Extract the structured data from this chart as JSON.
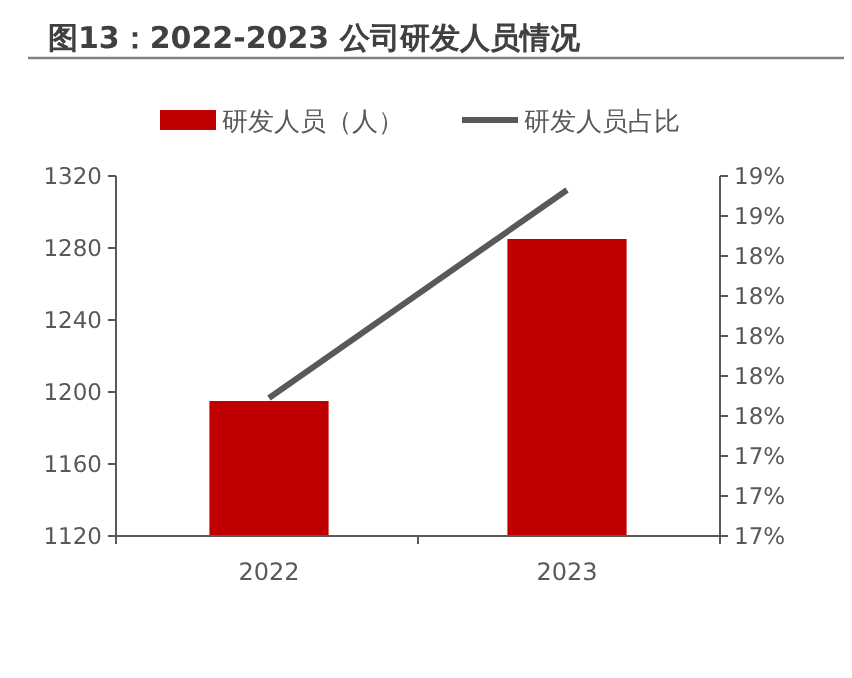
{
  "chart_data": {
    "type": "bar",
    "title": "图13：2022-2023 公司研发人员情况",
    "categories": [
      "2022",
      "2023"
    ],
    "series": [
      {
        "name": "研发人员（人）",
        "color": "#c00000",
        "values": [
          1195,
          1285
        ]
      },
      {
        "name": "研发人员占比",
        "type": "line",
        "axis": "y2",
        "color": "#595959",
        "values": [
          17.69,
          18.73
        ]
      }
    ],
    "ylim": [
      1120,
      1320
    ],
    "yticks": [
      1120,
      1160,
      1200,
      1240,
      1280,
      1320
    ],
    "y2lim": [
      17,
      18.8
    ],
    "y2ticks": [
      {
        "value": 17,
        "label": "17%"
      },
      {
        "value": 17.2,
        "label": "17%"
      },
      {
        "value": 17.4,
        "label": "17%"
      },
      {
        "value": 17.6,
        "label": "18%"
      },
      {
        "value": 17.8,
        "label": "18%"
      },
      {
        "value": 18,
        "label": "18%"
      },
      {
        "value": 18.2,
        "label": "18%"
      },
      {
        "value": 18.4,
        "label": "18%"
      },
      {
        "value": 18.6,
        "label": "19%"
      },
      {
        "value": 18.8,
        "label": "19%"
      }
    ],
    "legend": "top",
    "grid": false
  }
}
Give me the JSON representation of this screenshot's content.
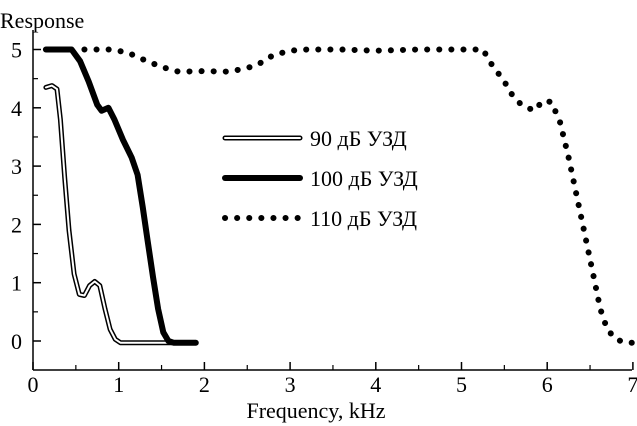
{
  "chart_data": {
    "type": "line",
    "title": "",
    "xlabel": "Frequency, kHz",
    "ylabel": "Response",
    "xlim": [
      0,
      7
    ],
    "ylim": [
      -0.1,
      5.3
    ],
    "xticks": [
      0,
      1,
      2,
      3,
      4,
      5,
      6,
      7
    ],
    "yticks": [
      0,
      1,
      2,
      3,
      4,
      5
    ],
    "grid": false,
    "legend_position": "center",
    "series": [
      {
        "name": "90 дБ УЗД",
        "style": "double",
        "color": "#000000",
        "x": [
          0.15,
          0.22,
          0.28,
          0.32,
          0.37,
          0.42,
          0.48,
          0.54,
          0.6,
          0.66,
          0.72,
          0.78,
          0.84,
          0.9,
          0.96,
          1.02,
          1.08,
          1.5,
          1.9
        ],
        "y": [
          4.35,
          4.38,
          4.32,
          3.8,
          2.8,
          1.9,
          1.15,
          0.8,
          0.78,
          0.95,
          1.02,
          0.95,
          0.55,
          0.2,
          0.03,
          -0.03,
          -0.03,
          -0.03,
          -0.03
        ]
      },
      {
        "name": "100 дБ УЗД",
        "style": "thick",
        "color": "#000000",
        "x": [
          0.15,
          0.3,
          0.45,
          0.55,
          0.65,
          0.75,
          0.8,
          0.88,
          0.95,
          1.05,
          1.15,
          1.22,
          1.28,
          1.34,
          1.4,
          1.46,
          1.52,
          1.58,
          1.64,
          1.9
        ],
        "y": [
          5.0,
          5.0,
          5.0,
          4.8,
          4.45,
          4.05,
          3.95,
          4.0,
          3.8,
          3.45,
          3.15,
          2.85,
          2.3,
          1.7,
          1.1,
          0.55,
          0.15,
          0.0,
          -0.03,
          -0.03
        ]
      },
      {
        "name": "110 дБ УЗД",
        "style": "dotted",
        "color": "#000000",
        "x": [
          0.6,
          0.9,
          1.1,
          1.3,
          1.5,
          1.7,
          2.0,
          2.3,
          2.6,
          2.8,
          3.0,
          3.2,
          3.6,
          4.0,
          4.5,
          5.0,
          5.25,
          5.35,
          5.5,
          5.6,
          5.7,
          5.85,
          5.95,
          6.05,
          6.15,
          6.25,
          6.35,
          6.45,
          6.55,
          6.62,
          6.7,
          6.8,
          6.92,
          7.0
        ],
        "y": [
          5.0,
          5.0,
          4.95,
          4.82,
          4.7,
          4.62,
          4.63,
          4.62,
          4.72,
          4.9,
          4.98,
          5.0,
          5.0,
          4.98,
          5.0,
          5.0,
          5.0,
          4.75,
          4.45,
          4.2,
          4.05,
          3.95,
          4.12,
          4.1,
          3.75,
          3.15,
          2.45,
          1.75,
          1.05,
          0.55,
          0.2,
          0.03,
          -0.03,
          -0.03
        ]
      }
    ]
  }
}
* * *
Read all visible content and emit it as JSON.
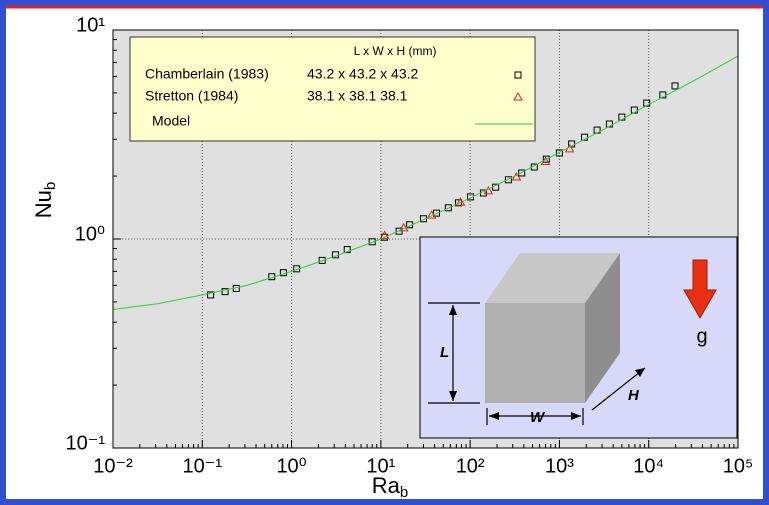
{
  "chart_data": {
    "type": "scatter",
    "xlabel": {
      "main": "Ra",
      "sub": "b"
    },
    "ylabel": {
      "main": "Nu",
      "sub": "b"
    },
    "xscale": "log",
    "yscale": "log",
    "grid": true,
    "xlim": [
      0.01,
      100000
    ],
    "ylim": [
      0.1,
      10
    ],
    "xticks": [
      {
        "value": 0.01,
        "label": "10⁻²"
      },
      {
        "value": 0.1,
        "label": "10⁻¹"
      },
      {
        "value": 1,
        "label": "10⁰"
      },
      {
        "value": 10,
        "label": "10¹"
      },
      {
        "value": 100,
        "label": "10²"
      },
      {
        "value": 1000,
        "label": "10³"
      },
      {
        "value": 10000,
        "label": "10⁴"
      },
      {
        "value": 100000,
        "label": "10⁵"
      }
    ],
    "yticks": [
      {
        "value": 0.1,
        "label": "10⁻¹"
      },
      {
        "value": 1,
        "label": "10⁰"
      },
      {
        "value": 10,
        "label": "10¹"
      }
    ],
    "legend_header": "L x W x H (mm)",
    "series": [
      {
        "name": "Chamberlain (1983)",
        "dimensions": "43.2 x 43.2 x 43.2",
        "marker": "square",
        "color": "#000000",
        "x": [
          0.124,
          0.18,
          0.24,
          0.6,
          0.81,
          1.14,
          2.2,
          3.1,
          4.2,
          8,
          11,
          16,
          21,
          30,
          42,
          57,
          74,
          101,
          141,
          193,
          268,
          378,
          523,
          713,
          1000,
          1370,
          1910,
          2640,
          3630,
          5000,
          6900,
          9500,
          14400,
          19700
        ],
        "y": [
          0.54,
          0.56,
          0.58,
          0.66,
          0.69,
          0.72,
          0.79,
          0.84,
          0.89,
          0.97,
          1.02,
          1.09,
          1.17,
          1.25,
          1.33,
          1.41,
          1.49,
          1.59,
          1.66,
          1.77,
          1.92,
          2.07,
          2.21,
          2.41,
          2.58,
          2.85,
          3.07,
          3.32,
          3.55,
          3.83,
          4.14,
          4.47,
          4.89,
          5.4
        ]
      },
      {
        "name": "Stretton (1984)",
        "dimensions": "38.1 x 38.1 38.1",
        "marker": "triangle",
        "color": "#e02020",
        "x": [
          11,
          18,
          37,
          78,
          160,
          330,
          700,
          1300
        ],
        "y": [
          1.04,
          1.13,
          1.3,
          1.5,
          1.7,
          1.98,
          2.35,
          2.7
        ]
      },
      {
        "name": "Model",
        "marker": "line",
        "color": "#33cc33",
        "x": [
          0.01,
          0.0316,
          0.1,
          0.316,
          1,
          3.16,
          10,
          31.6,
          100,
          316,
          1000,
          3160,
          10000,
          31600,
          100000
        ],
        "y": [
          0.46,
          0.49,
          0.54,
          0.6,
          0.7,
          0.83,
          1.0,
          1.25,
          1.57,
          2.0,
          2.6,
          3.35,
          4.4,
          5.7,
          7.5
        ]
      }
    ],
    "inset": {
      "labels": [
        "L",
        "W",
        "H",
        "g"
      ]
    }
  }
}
---
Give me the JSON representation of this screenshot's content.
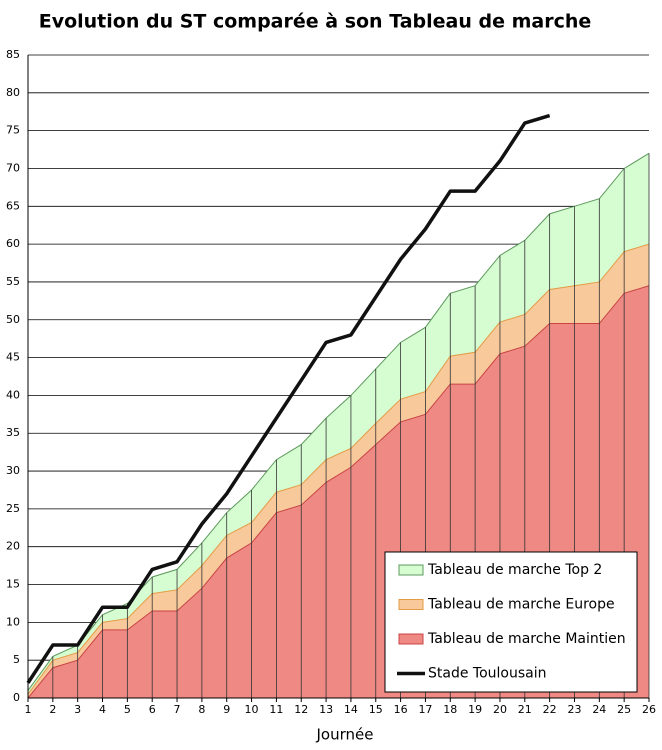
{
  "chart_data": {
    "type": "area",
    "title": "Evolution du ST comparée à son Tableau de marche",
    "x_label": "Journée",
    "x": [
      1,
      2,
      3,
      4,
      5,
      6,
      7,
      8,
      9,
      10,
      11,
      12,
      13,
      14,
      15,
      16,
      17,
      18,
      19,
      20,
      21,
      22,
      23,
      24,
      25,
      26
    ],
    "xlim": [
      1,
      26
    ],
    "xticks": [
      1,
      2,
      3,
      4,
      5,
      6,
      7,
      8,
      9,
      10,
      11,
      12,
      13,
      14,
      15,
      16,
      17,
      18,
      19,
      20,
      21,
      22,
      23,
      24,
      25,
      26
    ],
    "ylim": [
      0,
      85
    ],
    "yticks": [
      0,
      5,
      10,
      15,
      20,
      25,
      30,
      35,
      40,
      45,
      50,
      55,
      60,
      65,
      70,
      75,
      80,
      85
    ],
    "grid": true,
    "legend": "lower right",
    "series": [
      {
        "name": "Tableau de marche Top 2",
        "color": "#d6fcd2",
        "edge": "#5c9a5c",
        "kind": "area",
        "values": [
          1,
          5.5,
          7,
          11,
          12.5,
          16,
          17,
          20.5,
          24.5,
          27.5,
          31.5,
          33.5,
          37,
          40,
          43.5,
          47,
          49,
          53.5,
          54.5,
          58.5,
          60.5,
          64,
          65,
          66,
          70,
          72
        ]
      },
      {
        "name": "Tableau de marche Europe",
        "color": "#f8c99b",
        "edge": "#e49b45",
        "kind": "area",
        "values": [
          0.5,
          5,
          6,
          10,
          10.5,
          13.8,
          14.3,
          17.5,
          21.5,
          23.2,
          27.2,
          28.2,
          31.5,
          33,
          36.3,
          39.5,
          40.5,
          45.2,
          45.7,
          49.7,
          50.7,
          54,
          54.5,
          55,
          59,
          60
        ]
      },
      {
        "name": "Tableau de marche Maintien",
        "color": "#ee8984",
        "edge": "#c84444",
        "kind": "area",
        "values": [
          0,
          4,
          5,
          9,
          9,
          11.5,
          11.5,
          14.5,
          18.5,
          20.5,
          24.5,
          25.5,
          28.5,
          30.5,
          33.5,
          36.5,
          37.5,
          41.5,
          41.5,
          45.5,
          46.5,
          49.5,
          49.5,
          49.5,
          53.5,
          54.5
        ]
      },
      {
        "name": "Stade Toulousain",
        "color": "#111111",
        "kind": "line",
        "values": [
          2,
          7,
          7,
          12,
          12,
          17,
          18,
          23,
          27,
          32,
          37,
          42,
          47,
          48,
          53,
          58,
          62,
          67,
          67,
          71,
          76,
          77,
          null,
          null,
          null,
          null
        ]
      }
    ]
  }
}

> Work required
Track down every line of the material containing the string "style", and copy it.

> Written answer
        "style": "double",
        "style": "thick",
        "style": "dotted",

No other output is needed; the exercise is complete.